* Written instruction *
The lines to extract begin at the line that contains "Transcribe the text in this document." and run through the last line of the listing; reproduce them exactly, minus any pictures.
---------- Supplied material
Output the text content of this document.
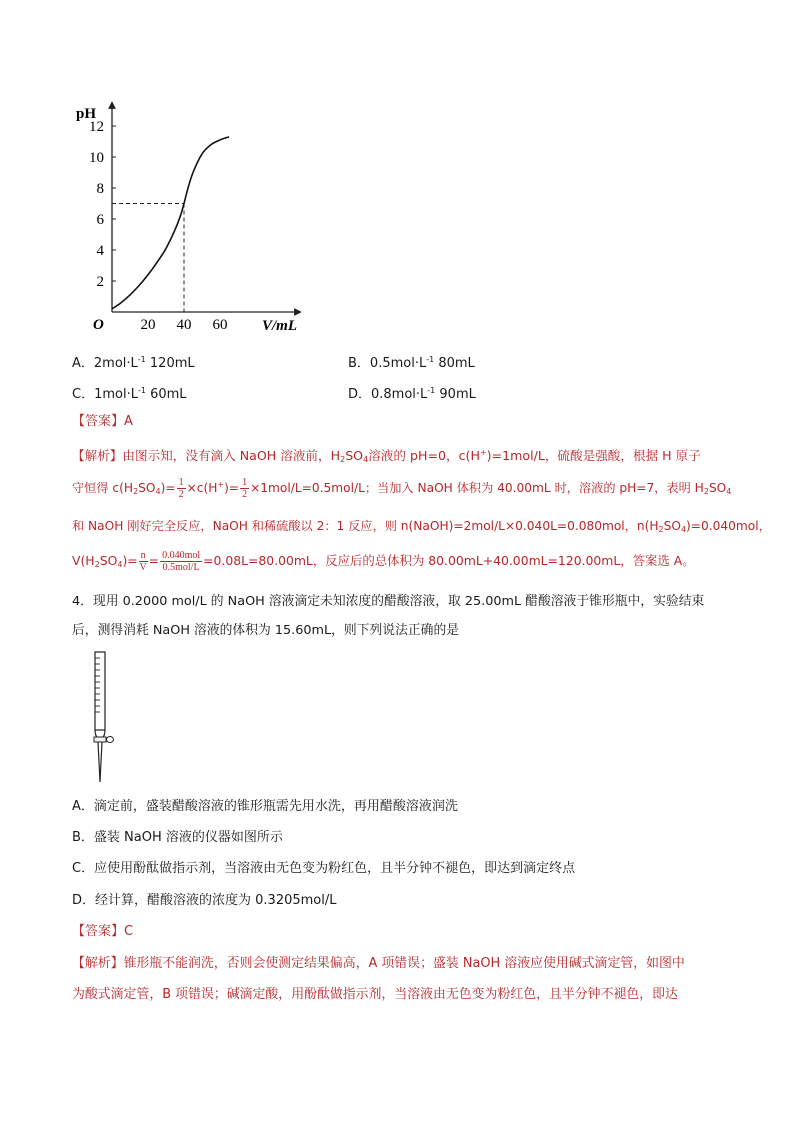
pH
V/mL
O
2
4
6
8
10
12
20 40 60
A．$2mol\cdot L^{-1}$ 120mL	B．$0.5mol\cdot L^{-1}$ 80mL
C．$1mol\cdot L^{-1}$ 60mL	D．$0.8mol\cdot L^{-1}$ 90mL
【答案】A
【解析】由图示知，没有滴入 NaOH 溶液前，$H_2SO_4$溶液的 pH=0，c(H+)=1mol/L，硫酸是强酸，根据 H 原子
守恒得 $c(H_2SO_4)= \frac{1}{2} \times c(H^+)= \frac{1}{2} \times 1mol/L=0.5mol/L$；当加入 NaOH 体积为 40.00mL 时，溶液的 pH=7，表明 $H_2SO_4$
和 NaOH 刚好完全反应，NaOH 和稀硫酸以 2：1 反应，则 n(NaOH)=2mol/L×0.040L=0.080mol，$n(H_2SO_4)=0.040mol$，
$V(H_2SO_4)= \frac{n}{V} = \frac{\text{0.040mol}}{\text{0.5mol/L}} =0.08L=80.00mL$，反应后的总体积为 80.00mL+40.00mL=120.00mL，答案选 A。
4．现用 0.2000 mol/L 的 NaOH 溶液滴定未知浓度的醋酸溶液，取 25.00mL 醋酸溶液于锥形瓶中，实验结束
后，测得消耗 NaOH 溶液的体积为 15.60mL，则下列说法正确的是
A．滴定前，盛装醋酸溶液的锥形瓶需先用水洗，再用醋酸溶液润洗
B．盛装 NaOH 溶液的仪器如图所示
C．应使用酚酞做指示剂，当溶液由无色变为粉红色，且半分钟不褪色，即达到滴定终点
D．经计算，醋酸溶液的浓度为 0.3205mol/L
【答案】C
【解析】锥形瓶不能润洗，否则会使测定结果偏高，A 项错误；盛装 NaOH 溶液应使用碱式滴定管，如图中
为酸式滴定管，B 项错误；碱滴定酸，用酚酞做指示剂，当溶液由无色变为粉红色，且半分钟不褪色，即达
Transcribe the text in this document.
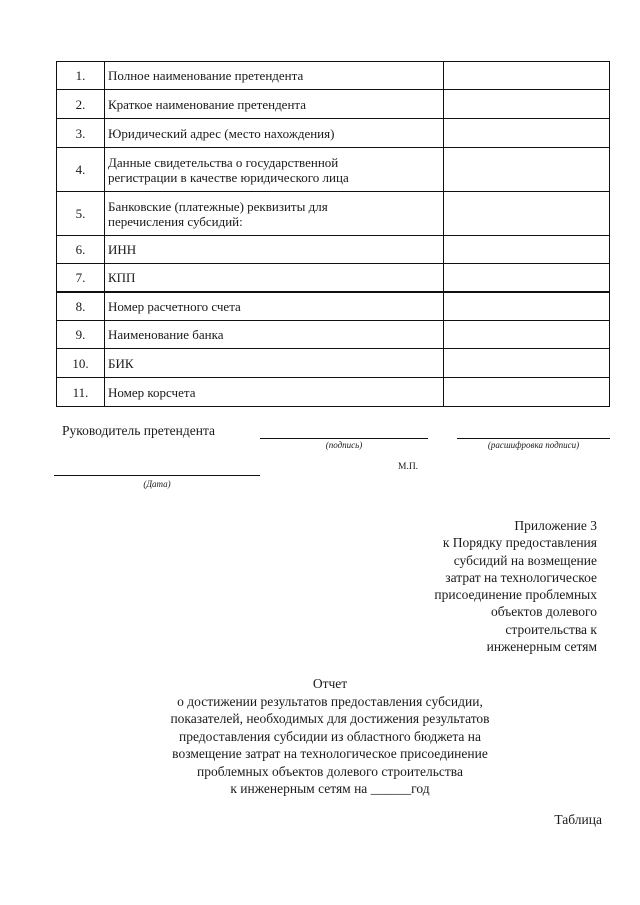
1.	Полное наименование претендента	

2.	Краткое наименование претендента	

3.	Юридический адрес (место нахождения)	

4.	Данные свидетельства о государственной
регистрации в качестве юридического лица	

5.	Банковские (платежные) реквизиты для
перечисления субсидий:	

6.	ИНН	

7.	КПП	

8.	Номер расчетного счета	

9.	Наименование банка	

10.	БИК	

11.	Номер корсчета	

Руководитель претендента
(подпись)	(расшифровка подписи)
(Дата)
М.П.
Приложение 3
к Порядку предоставления
субсидий на возмещение
затрат на технологическое
присоединение проблемных
объектов долевого
строительства к
инженерным сетям
Отчет
о достижении результатов предоставления субсидии,
показателей, необходимых для достижения результатов
предоставления субсидии из областного бюджета на
возмещение затрат на технологическое присоединение
проблемных объектов долевого строительства
к инженерным сетям на ______год
Таблица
--------------------
* Completed exercise *
Transcribe the text in this document.
1.	Полное наименование претендента	

2.	Краткое наименование претендента	

3.	Юридический адрес (место нахождения)	

4.	Данные свидетельства о государственной
регистрации в качестве юридического лица	

5.	Банковские (платежные) реквизиты для
перечисления субсидий:	

6.	ИНН	

7.	КПП	

8.	Номер расчетного счета	

9.	Наименование банка	

10.	БИК	

11.	Номер корсчета	

Руководитель претендента
(подпись)	(расшифровка подписи)
(Дата)
М.П.
Приложение 3
к Порядку предоставления
субсидий на возмещение
затрат на технологическое
присоединение проблемных
объектов долевого
строительства к
инженерным сетям
Отчет
о достижении результатов предоставления субсидии,
показателей, необходимых для достижения результатов
предоставления субсидии из областного бюджета на
возмещение затрат на технологическое присоединение
проблемных объектов долевого строительства
к инженерным сетям на ______год
Таблица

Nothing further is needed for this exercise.